━━ Listed records

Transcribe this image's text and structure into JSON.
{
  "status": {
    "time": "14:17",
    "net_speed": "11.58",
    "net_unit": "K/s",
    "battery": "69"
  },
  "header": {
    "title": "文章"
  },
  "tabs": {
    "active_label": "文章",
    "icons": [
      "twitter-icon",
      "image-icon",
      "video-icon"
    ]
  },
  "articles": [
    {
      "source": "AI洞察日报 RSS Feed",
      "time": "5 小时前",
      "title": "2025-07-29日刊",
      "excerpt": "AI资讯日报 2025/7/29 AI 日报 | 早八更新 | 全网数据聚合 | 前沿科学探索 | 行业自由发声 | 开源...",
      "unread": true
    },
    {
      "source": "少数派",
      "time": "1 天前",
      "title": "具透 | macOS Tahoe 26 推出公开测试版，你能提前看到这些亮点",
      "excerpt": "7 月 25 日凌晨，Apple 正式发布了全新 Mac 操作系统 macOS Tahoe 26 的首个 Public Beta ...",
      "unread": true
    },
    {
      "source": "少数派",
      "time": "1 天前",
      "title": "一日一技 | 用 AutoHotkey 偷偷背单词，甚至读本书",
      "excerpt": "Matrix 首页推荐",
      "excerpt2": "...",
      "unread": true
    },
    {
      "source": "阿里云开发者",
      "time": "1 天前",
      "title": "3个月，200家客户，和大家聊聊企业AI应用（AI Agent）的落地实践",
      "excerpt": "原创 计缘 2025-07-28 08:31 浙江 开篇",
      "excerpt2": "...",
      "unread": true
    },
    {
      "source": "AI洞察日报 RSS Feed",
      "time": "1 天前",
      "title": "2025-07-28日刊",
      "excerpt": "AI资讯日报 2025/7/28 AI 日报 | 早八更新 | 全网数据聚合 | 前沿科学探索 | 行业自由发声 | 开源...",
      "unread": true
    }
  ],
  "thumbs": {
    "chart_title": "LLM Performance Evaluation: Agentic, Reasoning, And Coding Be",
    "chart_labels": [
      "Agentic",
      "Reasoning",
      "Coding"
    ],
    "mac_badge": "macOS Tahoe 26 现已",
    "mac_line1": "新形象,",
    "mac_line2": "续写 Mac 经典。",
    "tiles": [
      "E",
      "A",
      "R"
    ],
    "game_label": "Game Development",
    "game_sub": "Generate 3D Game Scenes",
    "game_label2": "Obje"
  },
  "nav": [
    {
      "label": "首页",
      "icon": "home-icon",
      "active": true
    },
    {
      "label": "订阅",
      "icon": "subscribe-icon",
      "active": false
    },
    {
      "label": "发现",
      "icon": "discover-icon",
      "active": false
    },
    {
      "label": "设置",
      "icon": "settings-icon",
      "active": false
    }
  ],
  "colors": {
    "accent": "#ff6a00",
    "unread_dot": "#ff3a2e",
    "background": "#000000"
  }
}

━━━━
━━ Listed records

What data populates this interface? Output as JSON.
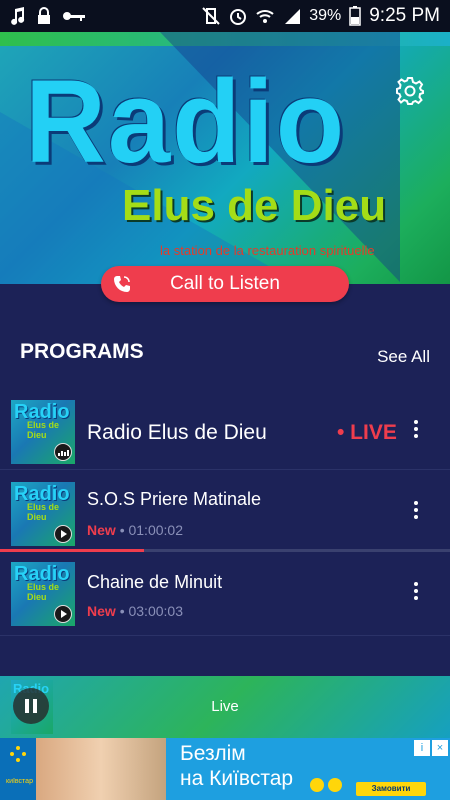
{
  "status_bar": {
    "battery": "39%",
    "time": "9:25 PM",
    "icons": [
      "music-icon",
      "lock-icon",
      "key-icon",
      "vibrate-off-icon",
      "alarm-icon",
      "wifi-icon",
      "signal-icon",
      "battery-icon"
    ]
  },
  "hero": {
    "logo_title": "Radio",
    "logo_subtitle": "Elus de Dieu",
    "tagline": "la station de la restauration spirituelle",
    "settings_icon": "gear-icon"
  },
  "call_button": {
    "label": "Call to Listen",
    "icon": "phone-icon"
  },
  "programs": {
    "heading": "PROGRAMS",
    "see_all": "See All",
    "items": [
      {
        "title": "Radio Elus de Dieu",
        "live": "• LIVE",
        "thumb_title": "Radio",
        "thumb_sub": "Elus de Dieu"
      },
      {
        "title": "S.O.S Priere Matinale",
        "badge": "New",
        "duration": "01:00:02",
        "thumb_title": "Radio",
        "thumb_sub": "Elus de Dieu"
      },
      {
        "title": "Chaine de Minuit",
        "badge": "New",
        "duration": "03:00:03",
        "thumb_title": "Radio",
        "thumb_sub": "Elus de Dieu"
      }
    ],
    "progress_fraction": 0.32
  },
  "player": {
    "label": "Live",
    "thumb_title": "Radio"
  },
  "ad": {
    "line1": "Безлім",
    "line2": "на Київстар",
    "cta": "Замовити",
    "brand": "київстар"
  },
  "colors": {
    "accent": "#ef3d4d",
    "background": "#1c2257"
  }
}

━━━━

[What is required]: Pick out every line above that holds the word "早八更新" and copy it.

[Response]:
      "excerpt": "AI资讯日报 2025/7/29 AI 日报 | 早八更新 | 全网数据聚合 | 前沿科学探索 | 行业自由发声 | 开源...",
      "excerpt": "AI资讯日报 2025/7/28 AI 日报 | 早八更新 | 全网数据聚合 | 前沿科学探索 | 行业自由发声 | 开源...",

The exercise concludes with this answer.